# AIM:
Every line below should be repeated exactly.
***** DATA FOR THIS EXERCISE
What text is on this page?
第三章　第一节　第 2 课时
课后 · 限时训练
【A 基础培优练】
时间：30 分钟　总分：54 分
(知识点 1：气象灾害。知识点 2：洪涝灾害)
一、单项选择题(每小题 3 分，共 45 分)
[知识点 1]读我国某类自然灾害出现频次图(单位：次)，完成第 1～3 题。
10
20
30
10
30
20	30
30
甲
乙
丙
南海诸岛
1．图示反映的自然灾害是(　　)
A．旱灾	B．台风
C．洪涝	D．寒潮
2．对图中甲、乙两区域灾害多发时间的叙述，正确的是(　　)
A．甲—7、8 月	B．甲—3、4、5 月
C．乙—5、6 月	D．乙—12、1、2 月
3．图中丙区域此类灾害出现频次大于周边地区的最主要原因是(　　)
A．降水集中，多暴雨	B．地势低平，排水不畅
**********
# COMPLETED TASK:
What text is on this page?
第三章　第一节　第 2 课时
课后 · 限时训练
【A 基础培优练】
时间：30 分钟　总分：54 分
(知识点 1：气象灾害。知识点 2：洪涝灾害)
一、单项选择题(每小题 3 分，共 45 分)
[知识点 1]读我国某类自然灾害出现频次图(单位：次)，完成第 1～3 题。
10
20
30
10
30
20	30
30
甲
乙
丙
南海诸岛
1．图示反映的自然灾害是(　　)
A．旱灾	B．台风
C．洪涝	D．寒潮
2．对图中甲、乙两区域灾害多发时间的叙述，正确的是(　　)
A．甲—7、8 月	B．甲—3、4、5 月
C．乙—5、6 月	D．乙—12、1、2 月
3．图中丙区域此类灾害出现频次大于周边地区的最主要原因是(　　)
A．降水集中，多暴雨	B．地势低平，排水不畅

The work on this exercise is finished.